* _Stated problem_
Transcribe each line of the material as it is, and drop any picture.

-- Start Records for this exercise --

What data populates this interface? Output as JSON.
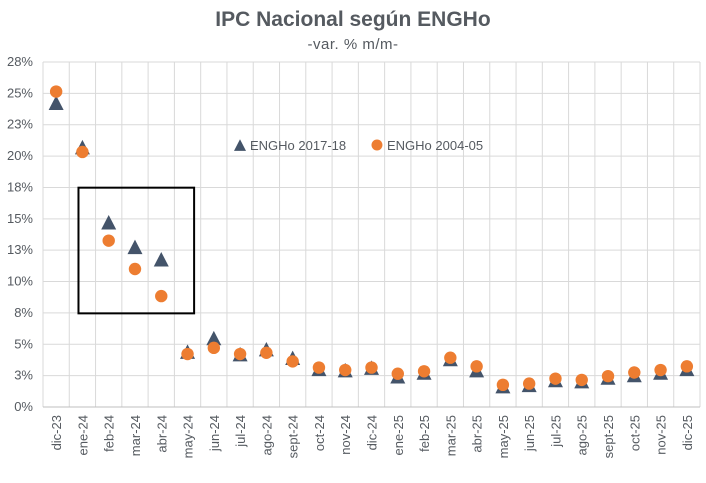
{
  "chart_data": {
    "type": "scatter",
    "title": "IPC Nacional según ENGHo",
    "subtitle": "-var. % m/m-",
    "xlabel": "",
    "ylabel": "",
    "ylim": [
      0,
      28
    ],
    "yticks": [
      "0%",
      "3%",
      "5%",
      "8%",
      "10%",
      "13%",
      "15%",
      "18%",
      "20%",
      "23%",
      "25%",
      "28%"
    ],
    "categories": [
      "dic-23",
      "ene-24",
      "feb-24",
      "mar-24",
      "abr-24",
      "may-24",
      "jun-24",
      "jul-24",
      "ago-24",
      "sept-24",
      "oct-24",
      "nov-24",
      "dic-24",
      "ene-25",
      "feb-25",
      "mar-25",
      "abr-25",
      "may-25",
      "jun-25",
      "jul-25",
      "ago-25",
      "sept-25",
      "oct-25",
      "nov-25",
      "dic-25"
    ],
    "series": [
      {
        "name": "ENGHo 2017-18",
        "marker": "triangle",
        "color": "#44546a",
        "values": [
          24.6,
          21.0,
          14.9,
          12.9,
          11.9,
          4.4,
          5.5,
          4.2,
          4.6,
          3.9,
          3.0,
          2.9,
          3.1,
          2.4,
          2.7,
          3.8,
          2.9,
          1.6,
          1.7,
          2.1,
          2.0,
          2.3,
          2.5,
          2.7,
          3.0
        ]
      },
      {
        "name": "ENGHo 2004-05",
        "marker": "circle",
        "color": "#ed7d31",
        "values": [
          25.6,
          20.7,
          13.5,
          11.2,
          9.0,
          4.3,
          4.8,
          4.3,
          4.4,
          3.7,
          3.2,
          3.0,
          3.2,
          2.7,
          2.9,
          4.0,
          3.3,
          1.8,
          1.9,
          2.3,
          2.2,
          2.5,
          2.8,
          3.0,
          3.3
        ]
      }
    ],
    "legend": "inside-top",
    "annotation": "box-highlight feb-24 to abr-24",
    "grid": true
  }
}
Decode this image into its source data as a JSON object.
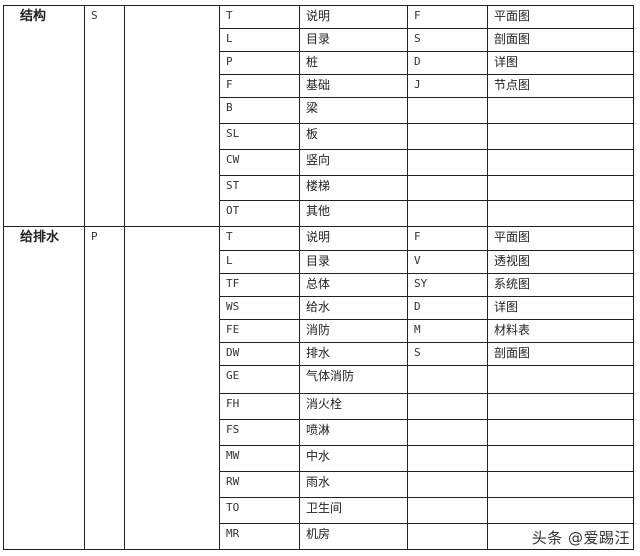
{
  "sections": [
    {
      "discipline": "结构",
      "code": "S",
      "rows": [
        [
          "T",
          "说明",
          "F",
          "平面图"
        ],
        [
          "L",
          "目录",
          "S",
          "剖面图"
        ],
        [
          "P",
          "桩",
          "D",
          "详图"
        ],
        [
          "F",
          "基础",
          "J",
          "节点图"
        ],
        [
          "B",
          "梁",
          "",
          ""
        ],
        [
          "SL",
          "板",
          "",
          ""
        ],
        [
          "CW",
          "竖向",
          "",
          ""
        ],
        [
          "ST",
          "楼梯",
          "",
          ""
        ],
        [
          "OT",
          "其他",
          "",
          ""
        ]
      ]
    },
    {
      "discipline": "给排水",
      "code": "P",
      "rows": [
        [
          "T",
          "说明",
          "F",
          "平面图"
        ],
        [
          "L",
          "目录",
          "V",
          "透视图"
        ],
        [
          "TF",
          "总体",
          "SY",
          "系统图"
        ],
        [
          "WS",
          "给水",
          "D",
          "详图"
        ],
        [
          "FE",
          "消防",
          "M",
          "材料表"
        ],
        [
          "DW",
          "排水",
          "S",
          "剖面图"
        ],
        [
          "GE",
          "气体消防",
          "",
          ""
        ],
        [
          "FH",
          "消火栓",
          "",
          ""
        ],
        [
          "FS",
          "喷淋",
          "",
          ""
        ],
        [
          "MW",
          "中水",
          "",
          ""
        ],
        [
          "RW",
          "雨水",
          "",
          ""
        ],
        [
          "TO",
          "卫生间",
          "",
          ""
        ],
        [
          "MR",
          "机房",
          "",
          ""
        ]
      ]
    }
  ],
  "watermark": "头条 @爱踢汪"
}
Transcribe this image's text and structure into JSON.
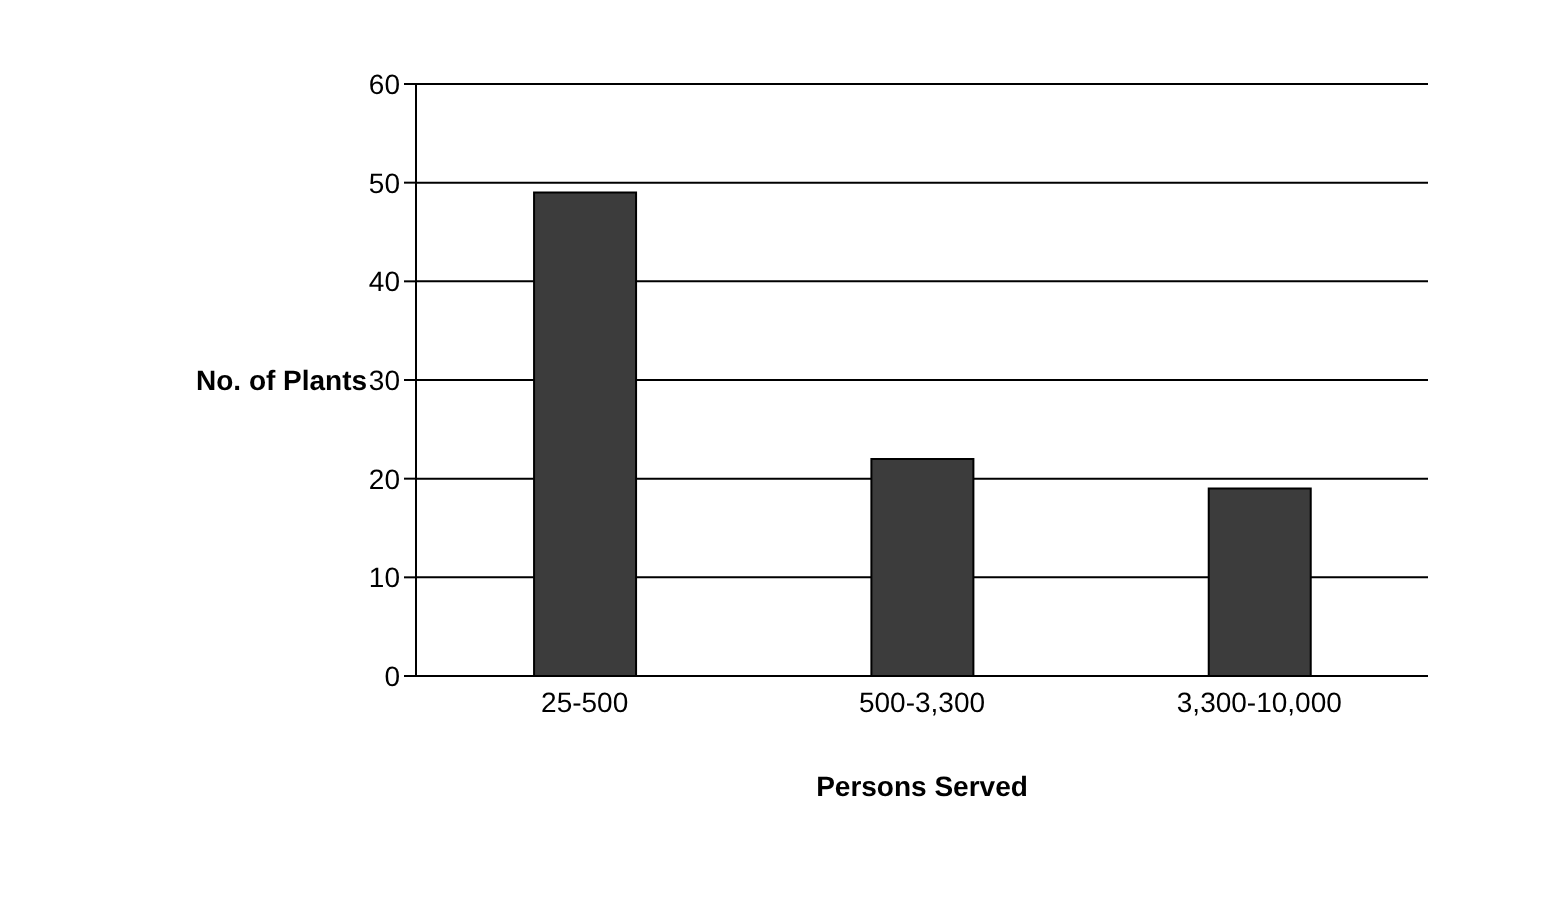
{
  "chart_data": {
    "type": "bar",
    "xlabel": "Persons Served",
    "ylabel": "No. of Plants",
    "categories": [
      "25-500",
      "500-3,300",
      "3,300-10,000"
    ],
    "values": [
      49,
      22,
      19
    ],
    "color": "#3c3c3c",
    "ylim": [
      0,
      60
    ],
    "yticks": [
      0,
      10,
      20,
      30,
      40,
      50,
      60
    ],
    "grid": "y",
    "legend": false
  }
}
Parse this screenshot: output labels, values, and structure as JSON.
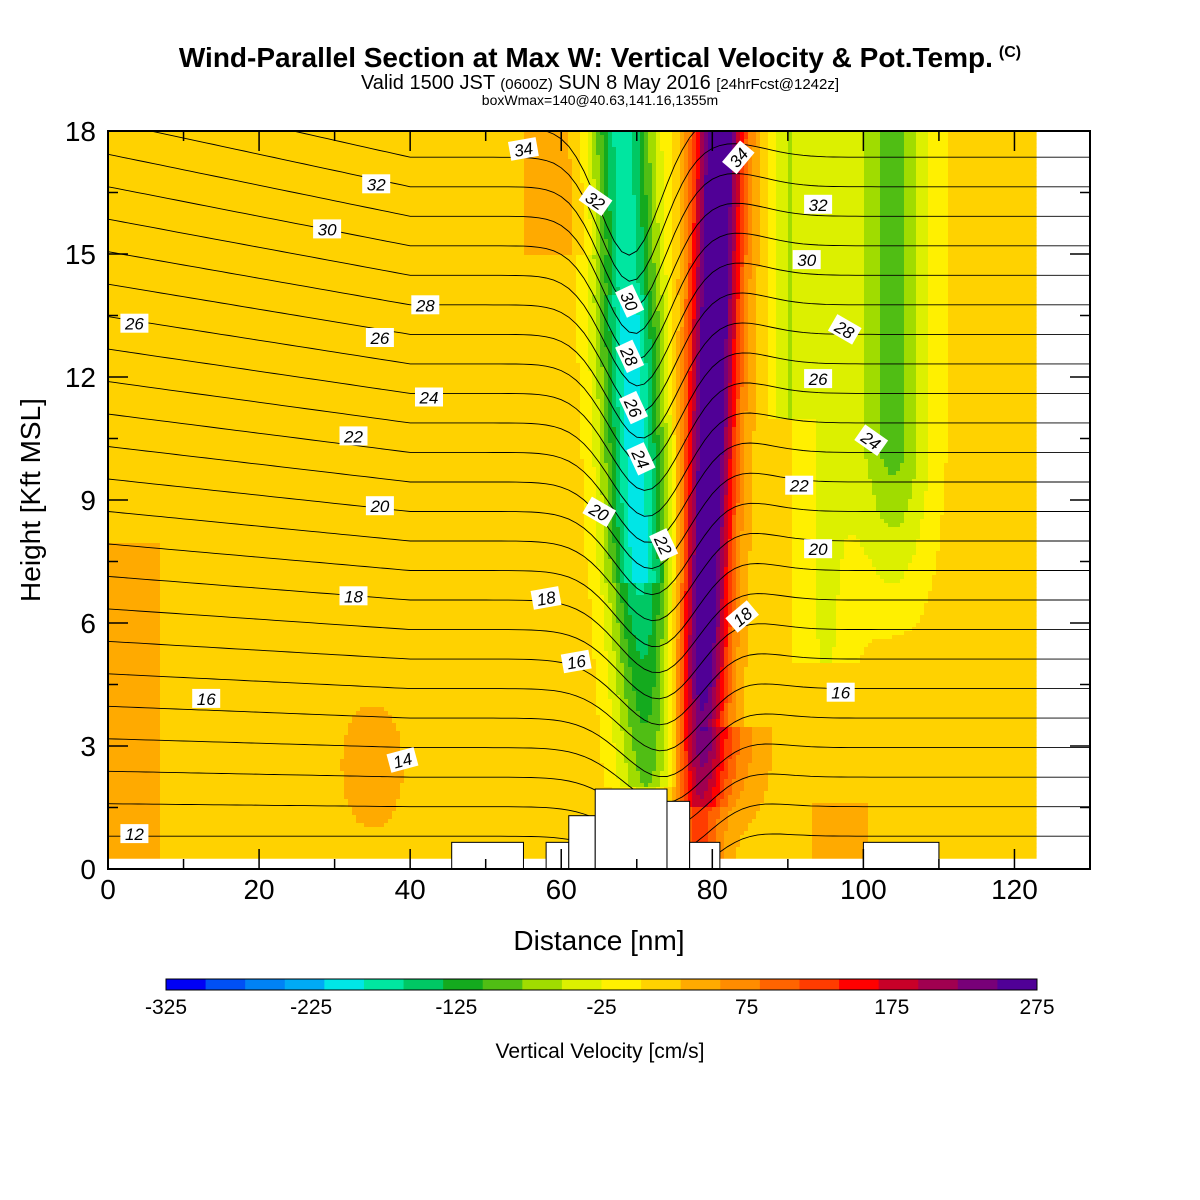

-- End Records for this exercise --

* _Finished answer_
What data populates this interface? Output as JSON.
{
  "chart_data": {
    "type": "scatter",
    "title": "IPC Nacional según ENGHo",
    "subtitle": "-var. % m/m-",
    "xlabel": "",
    "ylabel": "",
    "ylim": [
      0,
      28
    ],
    "yticks": [
      "0%",
      "3%",
      "5%",
      "8%",
      "10%",
      "13%",
      "15%",
      "18%",
      "20%",
      "23%",
      "25%",
      "28%"
    ],
    "categories": [
      "dic-23",
      "ene-24",
      "feb-24",
      "mar-24",
      "abr-24",
      "may-24",
      "jun-24",
      "jul-24",
      "ago-24",
      "sept-24",
      "oct-24",
      "nov-24",
      "dic-24",
      "ene-25",
      "feb-25",
      "mar-25",
      "abr-25",
      "may-25",
      "jun-25",
      "jul-25",
      "ago-25",
      "sept-25",
      "oct-25",
      "nov-25",
      "dic-25"
    ],
    "series": [
      {
        "name": "ENGHo 2017-18",
        "marker": "triangle",
        "color": "#44546a",
        "values": [
          24.6,
          21.0,
          14.9,
          12.9,
          11.9,
          4.4,
          5.5,
          4.2,
          4.6,
          3.9,
          3.0,
          2.9,
          3.1,
          2.4,
          2.7,
          3.8,
          2.9,
          1.6,
          1.7,
          2.1,
          2.0,
          2.3,
          2.5,
          2.7,
          3.0
        ]
      },
      {
        "name": "ENGHo 2004-05",
        "marker": "circle",
        "color": "#ed7d31",
        "values": [
          25.6,
          20.7,
          13.5,
          11.2,
          9.0,
          4.3,
          4.8,
          4.3,
          4.4,
          3.7,
          3.2,
          3.0,
          3.2,
          2.7,
          2.9,
          4.0,
          3.3,
          1.8,
          1.9,
          2.3,
          2.2,
          2.5,
          2.8,
          3.0,
          3.3
        ]
      }
    ],
    "legend": "inside-top",
    "annotation": "box-highlight feb-24 to abr-24",
    "grid": true
  }
}
Decode this image into its source data as a JSON object.
{
  "sections": [
    {
      "discipline": "结构",
      "code": "S",
      "rows": [
        [
          "T",
          "说明",
          "F",
          "平面图"
        ],
        [
          "L",
          "目录",
          "S",
          "剖面图"
        ],
        [
          "P",
          "桩",
          "D",
          "详图"
        ],
        [
          "F",
          "基础",
          "J",
          "节点图"
        ],
        [
          "B",
          "梁",
          "",
          ""
        ],
        [
          "SL",
          "板",
          "",
          ""
        ],
        [
          "CW",
          "竖向",
          "",
          ""
        ],
        [
          "ST",
          "楼梯",
          "",
          ""
        ],
        [
          "OT",
          "其他",
          "",
          ""
        ]
      ]
    },
    {
      "discipline": "给排水",
      "code": "P",
      "rows": [
        [
          "T",
          "说明",
          "F",
          "平面图"
        ],
        [
          "L",
          "目录",
          "V",
          "透视图"
        ],
        [
          "TF",
          "总体",
          "SY",
          "系统图"
        ],
        [
          "WS",
          "给水",
          "D",
          "详图"
        ],
        [
          "FE",
          "消防",
          "M",
          "材料表"
        ],
        [
          "DW",
          "排水",
          "S",
          "剖面图"
        ],
        [
          "GE",
          "气体消防",
          "",
          ""
        ],
        [
          "FH",
          "消火栓",
          "",
          ""
        ],
        [
          "FS",
          "喷淋",
          "",
          ""
        ],
        [
          "MW",
          "中水",
          "",
          ""
        ],
        [
          "RW",
          "雨水",
          "",
          ""
        ],
        [
          "TO",
          "卫生间",
          "",
          ""
        ],
        [
          "MR",
          "机房",
          "",
          ""
        ]
      ]
    }
  ],
  "watermark": "头条 @爱踢汪"
}
Transcribe this image's text and structure into JSON.
{
  "chart_data": {
    "type": "bar",
    "xlabel": "Persons Served",
    "ylabel": "No. of Plants",
    "categories": [
      "25-500",
      "500-3,300",
      "3,300-10,000"
    ],
    "values": [
      49,
      22,
      19
    ],
    "color": "#3c3c3c",
    "ylim": [
      0,
      60
    ],
    "yticks": [
      0,
      10,
      20,
      30,
      40,
      50,
      60
    ],
    "grid": "y",
    "legend": false
  }
}
Parse this screenshot: output labels, values, and structure as JSON.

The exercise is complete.